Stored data
───

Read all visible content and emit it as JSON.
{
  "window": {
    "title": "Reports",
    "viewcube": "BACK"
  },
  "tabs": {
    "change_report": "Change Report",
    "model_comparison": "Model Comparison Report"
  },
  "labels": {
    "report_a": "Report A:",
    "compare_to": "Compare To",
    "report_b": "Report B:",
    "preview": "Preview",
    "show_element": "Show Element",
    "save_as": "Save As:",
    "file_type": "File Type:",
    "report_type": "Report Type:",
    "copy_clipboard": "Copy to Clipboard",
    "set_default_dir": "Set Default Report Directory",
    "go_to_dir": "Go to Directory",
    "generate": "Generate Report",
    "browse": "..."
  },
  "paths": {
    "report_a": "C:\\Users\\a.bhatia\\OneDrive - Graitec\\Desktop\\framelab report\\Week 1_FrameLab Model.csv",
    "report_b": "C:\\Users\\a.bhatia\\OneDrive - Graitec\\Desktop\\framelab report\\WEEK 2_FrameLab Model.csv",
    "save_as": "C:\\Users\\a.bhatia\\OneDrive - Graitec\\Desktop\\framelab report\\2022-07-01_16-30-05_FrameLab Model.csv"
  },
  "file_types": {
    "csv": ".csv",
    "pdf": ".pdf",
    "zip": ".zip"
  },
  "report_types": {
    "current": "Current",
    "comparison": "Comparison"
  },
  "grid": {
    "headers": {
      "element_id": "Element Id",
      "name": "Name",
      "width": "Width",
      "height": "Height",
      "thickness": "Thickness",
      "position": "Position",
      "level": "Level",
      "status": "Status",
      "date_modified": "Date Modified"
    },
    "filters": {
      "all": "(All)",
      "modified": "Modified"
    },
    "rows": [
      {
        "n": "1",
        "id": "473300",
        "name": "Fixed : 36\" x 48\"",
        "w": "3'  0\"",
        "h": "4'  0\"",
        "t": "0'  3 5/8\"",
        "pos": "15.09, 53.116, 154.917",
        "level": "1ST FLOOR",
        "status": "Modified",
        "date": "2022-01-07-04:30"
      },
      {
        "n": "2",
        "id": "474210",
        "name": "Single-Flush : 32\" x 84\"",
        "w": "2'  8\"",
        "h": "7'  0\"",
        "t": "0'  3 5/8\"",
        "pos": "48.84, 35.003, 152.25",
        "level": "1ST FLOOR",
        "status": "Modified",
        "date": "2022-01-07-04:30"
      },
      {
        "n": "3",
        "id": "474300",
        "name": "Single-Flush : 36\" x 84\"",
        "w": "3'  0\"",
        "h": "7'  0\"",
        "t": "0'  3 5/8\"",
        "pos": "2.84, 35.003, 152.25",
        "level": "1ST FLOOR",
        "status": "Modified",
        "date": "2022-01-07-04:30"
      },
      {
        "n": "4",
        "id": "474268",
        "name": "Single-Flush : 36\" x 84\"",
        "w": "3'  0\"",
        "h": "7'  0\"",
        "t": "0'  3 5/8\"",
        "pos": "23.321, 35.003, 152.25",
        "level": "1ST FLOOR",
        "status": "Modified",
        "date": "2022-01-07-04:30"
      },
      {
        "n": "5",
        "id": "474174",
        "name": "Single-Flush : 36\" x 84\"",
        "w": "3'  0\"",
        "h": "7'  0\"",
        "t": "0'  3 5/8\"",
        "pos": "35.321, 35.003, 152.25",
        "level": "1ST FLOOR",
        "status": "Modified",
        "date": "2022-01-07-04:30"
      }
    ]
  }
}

───

Copy out every line of the data that includes "Comparison".

    "model_comparison": "Model Comparison Report"
    "comparison": "Comparison"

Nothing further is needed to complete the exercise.